Read through the data and count the lines that contain the string "Cartagena"; give only the result.

* start LISTED RECORDS *

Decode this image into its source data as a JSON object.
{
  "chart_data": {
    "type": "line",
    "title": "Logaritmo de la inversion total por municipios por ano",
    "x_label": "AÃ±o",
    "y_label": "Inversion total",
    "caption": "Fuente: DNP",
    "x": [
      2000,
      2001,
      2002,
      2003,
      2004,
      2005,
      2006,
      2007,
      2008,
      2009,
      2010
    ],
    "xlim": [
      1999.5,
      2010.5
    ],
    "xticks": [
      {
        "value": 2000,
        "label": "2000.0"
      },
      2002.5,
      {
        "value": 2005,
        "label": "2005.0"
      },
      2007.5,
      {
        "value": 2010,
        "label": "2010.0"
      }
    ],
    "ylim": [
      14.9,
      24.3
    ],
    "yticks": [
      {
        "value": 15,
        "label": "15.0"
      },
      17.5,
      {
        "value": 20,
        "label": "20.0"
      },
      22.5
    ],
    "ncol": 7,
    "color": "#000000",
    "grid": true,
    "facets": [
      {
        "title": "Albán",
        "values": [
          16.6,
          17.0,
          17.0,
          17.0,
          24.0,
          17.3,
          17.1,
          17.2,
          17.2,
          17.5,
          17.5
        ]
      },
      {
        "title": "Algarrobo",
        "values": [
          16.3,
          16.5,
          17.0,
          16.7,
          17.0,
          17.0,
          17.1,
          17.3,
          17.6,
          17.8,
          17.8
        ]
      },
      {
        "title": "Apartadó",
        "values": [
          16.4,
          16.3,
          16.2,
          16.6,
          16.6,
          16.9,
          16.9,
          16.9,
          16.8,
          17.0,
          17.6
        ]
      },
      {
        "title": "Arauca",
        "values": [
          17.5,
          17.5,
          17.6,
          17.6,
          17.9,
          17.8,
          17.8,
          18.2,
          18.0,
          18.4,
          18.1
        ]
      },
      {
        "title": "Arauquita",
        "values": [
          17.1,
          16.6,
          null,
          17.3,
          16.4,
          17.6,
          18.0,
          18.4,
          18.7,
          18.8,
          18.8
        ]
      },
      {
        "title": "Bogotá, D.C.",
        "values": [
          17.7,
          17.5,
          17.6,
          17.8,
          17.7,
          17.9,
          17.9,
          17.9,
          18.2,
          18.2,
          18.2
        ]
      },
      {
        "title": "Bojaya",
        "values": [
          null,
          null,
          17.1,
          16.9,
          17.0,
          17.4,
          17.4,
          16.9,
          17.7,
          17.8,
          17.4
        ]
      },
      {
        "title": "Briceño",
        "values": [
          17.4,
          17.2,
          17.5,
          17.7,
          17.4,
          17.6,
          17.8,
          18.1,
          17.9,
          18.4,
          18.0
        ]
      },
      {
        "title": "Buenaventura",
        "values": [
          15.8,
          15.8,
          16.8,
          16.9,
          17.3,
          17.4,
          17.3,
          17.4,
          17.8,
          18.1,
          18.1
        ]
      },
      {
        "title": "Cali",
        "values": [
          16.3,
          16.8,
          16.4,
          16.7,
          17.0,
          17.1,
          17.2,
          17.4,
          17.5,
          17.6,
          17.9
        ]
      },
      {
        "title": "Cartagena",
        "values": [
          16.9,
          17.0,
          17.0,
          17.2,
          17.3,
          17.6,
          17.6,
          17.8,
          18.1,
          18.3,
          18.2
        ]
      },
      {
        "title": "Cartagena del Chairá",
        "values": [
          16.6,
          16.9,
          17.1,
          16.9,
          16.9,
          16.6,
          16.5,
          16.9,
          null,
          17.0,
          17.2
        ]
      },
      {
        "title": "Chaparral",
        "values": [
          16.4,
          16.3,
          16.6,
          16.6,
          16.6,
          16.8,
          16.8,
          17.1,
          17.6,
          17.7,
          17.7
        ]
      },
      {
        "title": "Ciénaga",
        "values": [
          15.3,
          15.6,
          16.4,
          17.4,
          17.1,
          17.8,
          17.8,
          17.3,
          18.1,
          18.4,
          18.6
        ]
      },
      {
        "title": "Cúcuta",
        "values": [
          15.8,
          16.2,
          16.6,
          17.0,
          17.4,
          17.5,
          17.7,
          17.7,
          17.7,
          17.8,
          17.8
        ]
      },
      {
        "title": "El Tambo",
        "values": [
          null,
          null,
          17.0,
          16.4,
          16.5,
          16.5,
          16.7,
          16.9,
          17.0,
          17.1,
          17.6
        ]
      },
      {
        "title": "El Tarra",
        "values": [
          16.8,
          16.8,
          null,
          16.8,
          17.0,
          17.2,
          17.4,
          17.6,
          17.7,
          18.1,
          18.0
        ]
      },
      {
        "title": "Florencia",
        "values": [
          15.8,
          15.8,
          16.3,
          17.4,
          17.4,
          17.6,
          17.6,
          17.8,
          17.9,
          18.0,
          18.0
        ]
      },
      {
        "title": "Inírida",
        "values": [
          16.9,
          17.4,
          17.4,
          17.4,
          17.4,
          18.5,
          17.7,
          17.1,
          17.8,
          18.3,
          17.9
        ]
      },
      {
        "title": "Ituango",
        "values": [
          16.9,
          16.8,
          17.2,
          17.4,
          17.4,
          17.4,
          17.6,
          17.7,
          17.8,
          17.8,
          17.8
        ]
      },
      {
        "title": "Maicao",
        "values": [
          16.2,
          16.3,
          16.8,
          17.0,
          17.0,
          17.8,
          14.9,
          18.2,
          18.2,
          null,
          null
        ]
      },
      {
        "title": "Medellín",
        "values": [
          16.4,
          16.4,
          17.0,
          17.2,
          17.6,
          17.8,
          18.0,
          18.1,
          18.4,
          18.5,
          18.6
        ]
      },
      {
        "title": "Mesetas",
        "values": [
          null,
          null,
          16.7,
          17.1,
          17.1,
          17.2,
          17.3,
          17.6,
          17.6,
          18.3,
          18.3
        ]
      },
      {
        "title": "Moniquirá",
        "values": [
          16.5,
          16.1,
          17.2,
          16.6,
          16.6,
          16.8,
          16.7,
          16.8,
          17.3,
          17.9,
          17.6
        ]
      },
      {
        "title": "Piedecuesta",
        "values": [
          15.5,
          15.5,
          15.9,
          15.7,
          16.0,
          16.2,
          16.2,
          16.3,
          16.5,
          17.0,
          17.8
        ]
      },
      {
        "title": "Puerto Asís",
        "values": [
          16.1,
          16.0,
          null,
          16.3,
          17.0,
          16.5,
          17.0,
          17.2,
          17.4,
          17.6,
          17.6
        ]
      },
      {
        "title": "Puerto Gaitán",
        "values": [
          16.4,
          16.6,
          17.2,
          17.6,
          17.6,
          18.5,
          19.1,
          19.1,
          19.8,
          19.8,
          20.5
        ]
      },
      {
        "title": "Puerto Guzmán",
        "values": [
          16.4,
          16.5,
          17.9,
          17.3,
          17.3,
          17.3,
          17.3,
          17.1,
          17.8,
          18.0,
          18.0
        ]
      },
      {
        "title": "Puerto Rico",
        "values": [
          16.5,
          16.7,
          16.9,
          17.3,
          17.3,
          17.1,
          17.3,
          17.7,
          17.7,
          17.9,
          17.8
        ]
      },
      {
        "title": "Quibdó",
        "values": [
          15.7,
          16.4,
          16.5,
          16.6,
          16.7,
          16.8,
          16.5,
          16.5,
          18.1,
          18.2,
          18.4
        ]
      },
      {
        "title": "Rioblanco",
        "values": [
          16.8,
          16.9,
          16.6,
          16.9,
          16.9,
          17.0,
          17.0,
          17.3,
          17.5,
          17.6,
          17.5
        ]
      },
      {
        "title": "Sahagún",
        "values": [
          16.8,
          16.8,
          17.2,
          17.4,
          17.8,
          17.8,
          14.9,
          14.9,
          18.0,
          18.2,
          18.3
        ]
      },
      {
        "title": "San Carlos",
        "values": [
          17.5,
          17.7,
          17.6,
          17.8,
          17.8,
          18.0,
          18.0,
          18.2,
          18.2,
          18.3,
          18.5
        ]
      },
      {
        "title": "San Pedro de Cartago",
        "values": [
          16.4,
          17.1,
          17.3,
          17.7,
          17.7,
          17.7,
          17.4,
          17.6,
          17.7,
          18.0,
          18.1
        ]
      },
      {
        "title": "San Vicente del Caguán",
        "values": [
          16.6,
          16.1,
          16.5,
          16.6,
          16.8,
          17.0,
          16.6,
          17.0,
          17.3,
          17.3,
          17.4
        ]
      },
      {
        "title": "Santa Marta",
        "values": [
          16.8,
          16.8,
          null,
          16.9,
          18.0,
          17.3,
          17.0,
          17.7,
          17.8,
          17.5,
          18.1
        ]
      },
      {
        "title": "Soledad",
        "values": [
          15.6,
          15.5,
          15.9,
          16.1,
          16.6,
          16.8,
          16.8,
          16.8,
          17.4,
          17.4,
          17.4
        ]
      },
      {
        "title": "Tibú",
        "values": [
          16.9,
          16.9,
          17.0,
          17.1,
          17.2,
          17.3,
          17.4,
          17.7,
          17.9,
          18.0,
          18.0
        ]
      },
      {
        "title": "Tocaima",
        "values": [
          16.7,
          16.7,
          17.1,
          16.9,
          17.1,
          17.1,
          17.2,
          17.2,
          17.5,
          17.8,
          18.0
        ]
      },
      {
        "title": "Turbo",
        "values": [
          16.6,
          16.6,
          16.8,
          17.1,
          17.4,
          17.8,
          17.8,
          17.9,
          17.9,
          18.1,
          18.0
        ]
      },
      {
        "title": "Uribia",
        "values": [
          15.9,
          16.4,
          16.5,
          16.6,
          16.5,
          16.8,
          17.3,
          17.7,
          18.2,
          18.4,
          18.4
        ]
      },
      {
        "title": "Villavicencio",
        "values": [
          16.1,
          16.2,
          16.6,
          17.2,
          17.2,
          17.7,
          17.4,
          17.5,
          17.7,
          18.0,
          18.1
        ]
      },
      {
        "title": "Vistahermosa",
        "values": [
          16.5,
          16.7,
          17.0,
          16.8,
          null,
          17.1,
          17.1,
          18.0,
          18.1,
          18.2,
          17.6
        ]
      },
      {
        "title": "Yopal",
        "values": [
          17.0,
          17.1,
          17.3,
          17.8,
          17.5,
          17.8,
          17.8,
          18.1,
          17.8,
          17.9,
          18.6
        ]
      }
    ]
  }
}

* end LISTED RECORDS *

> **RESULT**:
2